Figure data in JSON
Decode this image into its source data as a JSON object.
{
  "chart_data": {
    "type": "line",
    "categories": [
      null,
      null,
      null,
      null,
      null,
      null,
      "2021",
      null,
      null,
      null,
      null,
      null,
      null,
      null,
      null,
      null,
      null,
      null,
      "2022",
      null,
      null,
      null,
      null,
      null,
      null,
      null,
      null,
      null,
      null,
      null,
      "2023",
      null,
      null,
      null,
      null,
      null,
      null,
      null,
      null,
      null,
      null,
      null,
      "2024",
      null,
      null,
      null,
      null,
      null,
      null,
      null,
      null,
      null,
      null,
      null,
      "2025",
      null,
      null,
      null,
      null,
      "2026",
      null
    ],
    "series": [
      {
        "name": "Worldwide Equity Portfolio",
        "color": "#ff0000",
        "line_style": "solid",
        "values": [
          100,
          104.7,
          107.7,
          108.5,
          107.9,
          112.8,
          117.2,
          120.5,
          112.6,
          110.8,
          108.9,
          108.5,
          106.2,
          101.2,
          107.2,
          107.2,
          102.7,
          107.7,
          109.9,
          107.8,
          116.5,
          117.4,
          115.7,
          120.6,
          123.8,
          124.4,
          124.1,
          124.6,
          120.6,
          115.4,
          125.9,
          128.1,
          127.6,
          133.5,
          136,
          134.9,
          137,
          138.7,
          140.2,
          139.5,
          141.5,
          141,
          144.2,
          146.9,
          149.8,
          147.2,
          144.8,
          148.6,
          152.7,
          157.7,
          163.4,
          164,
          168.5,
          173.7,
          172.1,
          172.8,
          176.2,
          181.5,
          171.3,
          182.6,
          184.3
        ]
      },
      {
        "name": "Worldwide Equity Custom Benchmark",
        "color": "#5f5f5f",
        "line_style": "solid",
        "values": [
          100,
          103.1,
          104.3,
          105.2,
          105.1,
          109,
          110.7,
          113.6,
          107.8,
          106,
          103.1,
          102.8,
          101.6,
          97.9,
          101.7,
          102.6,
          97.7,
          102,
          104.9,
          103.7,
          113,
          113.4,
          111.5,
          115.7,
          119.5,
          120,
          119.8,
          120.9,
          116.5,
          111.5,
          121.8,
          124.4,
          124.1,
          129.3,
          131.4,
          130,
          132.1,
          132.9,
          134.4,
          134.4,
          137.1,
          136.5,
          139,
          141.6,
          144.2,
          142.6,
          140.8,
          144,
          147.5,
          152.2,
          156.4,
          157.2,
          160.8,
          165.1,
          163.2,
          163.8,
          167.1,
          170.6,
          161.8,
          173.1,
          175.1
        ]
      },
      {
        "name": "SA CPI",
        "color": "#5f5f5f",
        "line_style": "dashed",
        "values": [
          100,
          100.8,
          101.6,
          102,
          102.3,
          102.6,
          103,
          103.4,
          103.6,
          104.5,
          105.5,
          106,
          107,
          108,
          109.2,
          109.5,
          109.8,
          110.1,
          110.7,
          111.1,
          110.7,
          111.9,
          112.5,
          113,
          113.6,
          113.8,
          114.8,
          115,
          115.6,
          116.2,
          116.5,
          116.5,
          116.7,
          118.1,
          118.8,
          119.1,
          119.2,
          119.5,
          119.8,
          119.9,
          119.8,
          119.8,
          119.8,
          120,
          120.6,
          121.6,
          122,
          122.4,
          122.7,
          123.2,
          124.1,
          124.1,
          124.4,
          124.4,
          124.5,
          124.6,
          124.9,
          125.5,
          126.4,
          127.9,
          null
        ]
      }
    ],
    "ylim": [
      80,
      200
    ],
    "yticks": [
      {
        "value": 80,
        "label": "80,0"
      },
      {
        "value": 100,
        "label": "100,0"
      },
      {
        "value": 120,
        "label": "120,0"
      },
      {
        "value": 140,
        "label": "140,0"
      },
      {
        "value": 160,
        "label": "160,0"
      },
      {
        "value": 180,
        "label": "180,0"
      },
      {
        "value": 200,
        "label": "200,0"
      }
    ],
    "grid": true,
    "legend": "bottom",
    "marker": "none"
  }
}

Task »
Every record should be repeated exactly; please leave none out.

Exercise output »
Decode this image into its source data as a JSON object.
{
  "chart_data": {
    "type": "line",
    "categories": [
      null,
      null,
      null,
      null,
      null,
      null,
      "2021",
      null,
      null,
      null,
      null,
      null,
      null,
      null,
      null,
      null,
      null,
      null,
      "2022",
      null,
      null,
      null,
      null,
      null,
      null,
      null,
      null,
      null,
      null,
      null,
      "2023",
      null,
      null,
      null,
      null,
      null,
      null,
      null,
      null,
      null,
      null,
      null,
      "2024",
      null,
      null,
      null,
      null,
      null,
      null,
      null,
      null,
      null,
      null,
      null,
      "2025",
      null,
      null,
      null,
      null,
      "2026",
      null
    ],
    "series": [
      {
        "name": "Worldwide Equity Portfolio",
        "color": "#ff0000",
        "line_style": "solid",
        "values": [
          100,
          104.7,
          107.7,
          108.5,
          107.9,
          112.8,
          117.2,
          120.5,
          112.6,
          110.8,
          108.9,
          108.5,
          106.2,
          101.2,
          107.2,
          107.2,
          102.7,
          107.7,
          109.9,
          107.8,
          116.5,
          117.4,
          115.7,
          120.6,
          123.8,
          124.4,
          124.1,
          124.6,
          120.6,
          115.4,
          125.9,
          128.1,
          127.6,
          133.5,
          136,
          134.9,
          137,
          138.7,
          140.2,
          139.5,
          141.5,
          141,
          144.2,
          146.9,
          149.8,
          147.2,
          144.8,
          148.6,
          152.7,
          157.7,
          163.4,
          164,
          168.5,
          173.7,
          172.1,
          172.8,
          176.2,
          181.5,
          171.3,
          182.6,
          184.3
        ]
      },
      {
        "name": "Worldwide Equity Custom Benchmark",
        "color": "#5f5f5f",
        "line_style": "solid",
        "values": [
          100,
          103.1,
          104.3,
          105.2,
          105.1,
          109,
          110.7,
          113.6,
          107.8,
          106,
          103.1,
          102.8,
          101.6,
          97.9,
          101.7,
          102.6,
          97.7,
          102,
          104.9,
          103.7,
          113,
          113.4,
          111.5,
          115.7,
          119.5,
          120,
          119.8,
          120.9,
          116.5,
          111.5,
          121.8,
          124.4,
          124.1,
          129.3,
          131.4,
          130,
          132.1,
          132.9,
          134.4,
          134.4,
          137.1,
          136.5,
          139,
          141.6,
          144.2,
          142.6,
          140.8,
          144,
          147.5,
          152.2,
          156.4,
          157.2,
          160.8,
          165.1,
          163.2,
          163.8,
          167.1,
          170.6,
          161.8,
          173.1,
          175.1
        ]
      },
      {
        "name": "SA CPI",
        "color": "#5f5f5f",
        "line_style": "dashed",
        "values": [
          100,
          100.8,
          101.6,
          102,
          102.3,
          102.6,
          103,
          103.4,
          103.6,
          104.5,
          105.5,
          106,
          107,
          108,
          109.2,
          109.5,
          109.8,
          110.1,
          110.7,
          111.1,
          110.7,
          111.9,
          112.5,
          113,
          113.6,
          113.8,
          114.8,
          115,
          115.6,
          116.2,
          116.5,
          116.5,
          116.7,
          118.1,
          118.8,
          119.1,
          119.2,
          119.5,
          119.8,
          119.9,
          119.8,
          119.8,
          119.8,
          120,
          120.6,
          121.6,
          122,
          122.4,
          122.7,
          123.2,
          124.1,
          124.1,
          124.4,
          124.4,
          124.5,
          124.6,
          124.9,
          125.5,
          126.4,
          127.9,
          null
        ]
      }
    ],
    "ylim": [
      80,
      200
    ],
    "yticks": [
      {
        "value": 80,
        "label": "80,0"
      },
      {
        "value": 100,
        "label": "100,0"
      },
      {
        "value": 120,
        "label": "120,0"
      },
      {
        "value": 140,
        "label": "140,0"
      },
      {
        "value": 160,
        "label": "160,0"
      },
      {
        "value": 180,
        "label": "180,0"
      },
      {
        "value": 200,
        "label": "200,0"
      }
    ],
    "grid": true,
    "legend": "bottom",
    "marker": "none"
  }
}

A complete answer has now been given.